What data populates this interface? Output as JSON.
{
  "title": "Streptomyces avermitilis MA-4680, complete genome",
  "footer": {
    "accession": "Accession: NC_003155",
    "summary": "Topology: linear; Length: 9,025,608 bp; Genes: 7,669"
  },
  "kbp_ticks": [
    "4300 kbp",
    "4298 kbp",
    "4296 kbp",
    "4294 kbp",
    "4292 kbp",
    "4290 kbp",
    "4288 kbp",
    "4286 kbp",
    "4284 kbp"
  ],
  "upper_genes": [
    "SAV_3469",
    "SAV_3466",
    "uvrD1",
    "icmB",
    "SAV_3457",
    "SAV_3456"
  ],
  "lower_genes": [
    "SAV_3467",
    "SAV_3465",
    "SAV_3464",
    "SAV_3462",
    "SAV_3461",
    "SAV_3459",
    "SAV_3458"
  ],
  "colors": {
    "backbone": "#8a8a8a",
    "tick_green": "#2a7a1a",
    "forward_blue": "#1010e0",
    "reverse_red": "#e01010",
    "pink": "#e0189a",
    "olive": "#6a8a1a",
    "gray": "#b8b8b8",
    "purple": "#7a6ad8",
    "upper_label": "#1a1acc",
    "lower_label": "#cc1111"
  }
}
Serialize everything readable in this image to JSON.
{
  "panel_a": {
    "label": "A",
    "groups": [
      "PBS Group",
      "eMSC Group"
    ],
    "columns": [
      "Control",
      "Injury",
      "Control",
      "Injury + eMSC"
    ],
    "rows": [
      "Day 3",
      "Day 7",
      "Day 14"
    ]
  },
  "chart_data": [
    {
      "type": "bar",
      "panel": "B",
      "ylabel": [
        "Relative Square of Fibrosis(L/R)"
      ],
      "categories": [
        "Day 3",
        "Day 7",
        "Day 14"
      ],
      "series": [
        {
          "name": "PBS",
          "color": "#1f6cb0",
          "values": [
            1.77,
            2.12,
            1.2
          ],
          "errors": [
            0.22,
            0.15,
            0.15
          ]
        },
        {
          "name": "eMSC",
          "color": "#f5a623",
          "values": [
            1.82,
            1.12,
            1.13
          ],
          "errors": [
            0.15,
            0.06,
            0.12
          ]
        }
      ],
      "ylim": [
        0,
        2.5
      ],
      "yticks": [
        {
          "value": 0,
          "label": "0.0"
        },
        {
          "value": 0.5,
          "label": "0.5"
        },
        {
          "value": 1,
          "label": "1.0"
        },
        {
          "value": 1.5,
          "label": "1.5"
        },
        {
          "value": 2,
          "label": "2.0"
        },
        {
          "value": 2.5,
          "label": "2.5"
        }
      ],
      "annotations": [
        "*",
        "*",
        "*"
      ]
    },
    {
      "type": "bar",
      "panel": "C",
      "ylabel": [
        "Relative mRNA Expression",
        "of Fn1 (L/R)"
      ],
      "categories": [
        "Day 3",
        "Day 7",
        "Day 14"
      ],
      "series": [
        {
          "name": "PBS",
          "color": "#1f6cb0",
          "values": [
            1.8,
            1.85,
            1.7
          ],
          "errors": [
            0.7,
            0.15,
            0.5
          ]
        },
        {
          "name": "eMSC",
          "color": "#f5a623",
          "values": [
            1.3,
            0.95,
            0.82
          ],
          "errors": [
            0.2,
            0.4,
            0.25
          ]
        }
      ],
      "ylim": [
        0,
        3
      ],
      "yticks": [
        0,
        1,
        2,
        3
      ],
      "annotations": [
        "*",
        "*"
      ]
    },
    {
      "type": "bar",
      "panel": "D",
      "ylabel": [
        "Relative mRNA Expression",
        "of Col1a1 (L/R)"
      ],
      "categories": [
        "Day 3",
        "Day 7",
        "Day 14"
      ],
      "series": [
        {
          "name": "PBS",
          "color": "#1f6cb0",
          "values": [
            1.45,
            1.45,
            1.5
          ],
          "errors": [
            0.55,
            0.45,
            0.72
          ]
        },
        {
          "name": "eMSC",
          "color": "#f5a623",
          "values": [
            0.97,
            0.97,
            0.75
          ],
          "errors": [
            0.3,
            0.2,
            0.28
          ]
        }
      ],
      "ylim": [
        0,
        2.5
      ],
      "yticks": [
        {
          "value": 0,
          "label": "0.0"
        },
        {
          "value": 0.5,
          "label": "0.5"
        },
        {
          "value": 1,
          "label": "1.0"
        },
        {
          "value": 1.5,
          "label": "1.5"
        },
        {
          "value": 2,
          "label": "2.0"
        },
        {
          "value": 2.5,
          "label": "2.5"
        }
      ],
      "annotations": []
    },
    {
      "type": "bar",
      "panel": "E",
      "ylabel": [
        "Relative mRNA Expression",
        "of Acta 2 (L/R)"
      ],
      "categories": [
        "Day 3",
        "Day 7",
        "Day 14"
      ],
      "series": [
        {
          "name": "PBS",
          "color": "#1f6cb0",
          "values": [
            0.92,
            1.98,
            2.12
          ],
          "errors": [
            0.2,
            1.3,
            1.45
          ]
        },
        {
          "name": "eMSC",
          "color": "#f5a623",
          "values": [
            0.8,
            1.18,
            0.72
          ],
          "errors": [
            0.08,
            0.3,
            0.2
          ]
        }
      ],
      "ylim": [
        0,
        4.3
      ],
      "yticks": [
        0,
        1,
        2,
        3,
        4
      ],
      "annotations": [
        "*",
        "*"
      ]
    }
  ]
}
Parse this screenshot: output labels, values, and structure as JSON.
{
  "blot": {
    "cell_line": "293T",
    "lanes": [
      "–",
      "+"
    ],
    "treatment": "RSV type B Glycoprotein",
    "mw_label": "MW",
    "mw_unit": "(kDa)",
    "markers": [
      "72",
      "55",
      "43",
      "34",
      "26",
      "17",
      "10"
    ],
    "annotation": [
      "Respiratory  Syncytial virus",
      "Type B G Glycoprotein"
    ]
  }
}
########################################
TASK OBJECTIVE » All the records above need to be restated exactly, line by line.

YOUR RESPONSE »
What data populates this interface? Output as JSON.
{
  "title": "Streptomyces avermitilis MA-4680, complete genome",
  "footer": {
    "accession": "Accession: NC_003155",
    "summary": "Topology: linear; Length: 9,025,608 bp; Genes: 7,669"
  },
  "kbp_ticks": [
    "4300 kbp",
    "4298 kbp",
    "4296 kbp",
    "4294 kbp",
    "4292 kbp",
    "4290 kbp",
    "4288 kbp",
    "4286 kbp",
    "4284 kbp"
  ],
  "upper_genes": [
    "SAV_3469",
    "SAV_3466",
    "uvrD1",
    "icmB",
    "SAV_3457",
    "SAV_3456"
  ],
  "lower_genes": [
    "SAV_3467",
    "SAV_3465",
    "SAV_3464",
    "SAV_3462",
    "SAV_3461",
    "SAV_3459",
    "SAV_3458"
  ],
  "colors": {
    "backbone": "#8a8a8a",
    "tick_green": "#2a7a1a",
    "forward_blue": "#1010e0",
    "reverse_red": "#e01010",
    "pink": "#e0189a",
    "olive": "#6a8a1a",
    "gray": "#b8b8b8",
    "purple": "#7a6ad8",
    "upper_label": "#1a1acc",
    "lower_label": "#cc1111"
  }
}
Serialize everything readable in this image to JSON.
{
  "panel_a": {
    "label": "A",
    "groups": [
      "PBS Group",
      "eMSC Group"
    ],
    "columns": [
      "Control",
      "Injury",
      "Control",
      "Injury + eMSC"
    ],
    "rows": [
      "Day 3",
      "Day 7",
      "Day 14"
    ]
  },
  "chart_data": [
    {
      "type": "bar",
      "panel": "B",
      "ylabel": [
        "Relative Square of Fibrosis(L/R)"
      ],
      "categories": [
        "Day 3",
        "Day 7",
        "Day 14"
      ],
      "series": [
        {
          "name": "PBS",
          "color": "#1f6cb0",
          "values": [
            1.77,
            2.12,
            1.2
          ],
          "errors": [
            0.22,
            0.15,
            0.15
          ]
        },
        {
          "name": "eMSC",
          "color": "#f5a623",
          "values": [
            1.82,
            1.12,
            1.13
          ],
          "errors": [
            0.15,
            0.06,
            0.12
          ]
        }
      ],
      "ylim": [
        0,
        2.5
      ],
      "yticks": [
        {
          "value": 0,
          "label": "0.0"
        },
        {
          "value": 0.5,
          "label": "0.5"
        },
        {
          "value": 1,
          "label": "1.0"
        },
        {
          "value": 1.5,
          "label": "1.5"
        },
        {
          "value": 2,
          "label": "2.0"
        },
        {
          "value": 2.5,
          "label": "2.5"
        }
      ],
      "annotations": [
        "*",
        "*",
        "*"
      ]
    },
    {
      "type": "bar",
      "panel": "C",
      "ylabel": [
        "Relative mRNA Expression",
        "of Fn1 (L/R)"
      ],
      "categories": [
        "Day 3",
        "Day 7",
        "Day 14"
      ],
      "series": [
        {
          "name": "PBS",
          "color": "#1f6cb0",
          "values": [
            1.8,
            1.85,
            1.7
          ],
          "errors": [
            0.7,
            0.15,
            0.5
          ]
        },
        {
          "name": "eMSC",
          "color": "#f5a623",
          "values": [
            1.3,
            0.95,
            0.82
          ],
          "errors": [
            0.2,
            0.4,
            0.25
          ]
        }
      ],
      "ylim": [
        0,
        3
      ],
      "yticks": [
        0,
        1,
        2,
        3
      ],
      "annotations": [
        "*",
        "*"
      ]
    },
    {
      "type": "bar",
      "panel": "D",
      "ylabel": [
        "Relative mRNA Expression",
        "of Col1a1 (L/R)"
      ],
      "categories": [
        "Day 3",
        "Day 7",
        "Day 14"
      ],
      "series": [
        {
          "name": "PBS",
          "color": "#1f6cb0",
          "values": [
            1.45,
            1.45,
            1.5
          ],
          "errors": [
            0.55,
            0.45,
            0.72
          ]
        },
        {
          "name": "eMSC",
          "color": "#f5a623",
          "values": [
            0.97,
            0.97,
            0.75
          ],
          "errors": [
            0.3,
            0.2,
            0.28
          ]
        }
      ],
      "ylim": [
        0,
        2.5
      ],
      "yticks": [
        {
          "value": 0,
          "label": "0.0"
        },
        {
          "value": 0.5,
          "label": "0.5"
        },
        {
          "value": 1,
          "label": "1.0"
        },
        {
          "value": 1.5,
          "label": "1.5"
        },
        {
          "value": 2,
          "label": "2.0"
        },
        {
          "value": 2.5,
          "label": "2.5"
        }
      ],
      "annotations": []
    },
    {
      "type": "bar",
      "panel": "E",
      "ylabel": [
        "Relative mRNA Expression",
        "of Acta 2 (L/R)"
      ],
      "categories": [
        "Day 3",
        "Day 7",
        "Day 14"
      ],
      "series": [
        {
          "name": "PBS",
          "color": "#1f6cb0",
          "values": [
            0.92,
            1.98,
            2.12
          ],
          "errors": [
            0.2,
            1.3,
            1.45
          ]
        },
        {
          "name": "eMSC",
          "color": "#f5a623",
          "values": [
            0.8,
            1.18,
            0.72
          ],
          "errors": [
            0.08,
            0.3,
            0.2
          ]
        }
      ],
      "ylim": [
        0,
        4.3
      ],
      "yticks": [
        0,
        1,
        2,
        3,
        4
      ],
      "annotations": [
        "*",
        "*"
      ]
    }
  ]
}
Parse this screenshot: output labels, values, and structure as JSON.
{
  "blot": {
    "cell_line": "293T",
    "lanes": [
      "–",
      "+"
    ],
    "treatment": "RSV type B Glycoprotein",
    "mw_label": "MW",
    "mw_unit": "(kDa)",
    "markers": [
      "72",
      "55",
      "43",
      "34",
      "26",
      "17",
      "10"
    ],
    "annotation": [
      "Respiratory  Syncytial virus",
      "Type B G Glycoprotein"
    ]
  }
}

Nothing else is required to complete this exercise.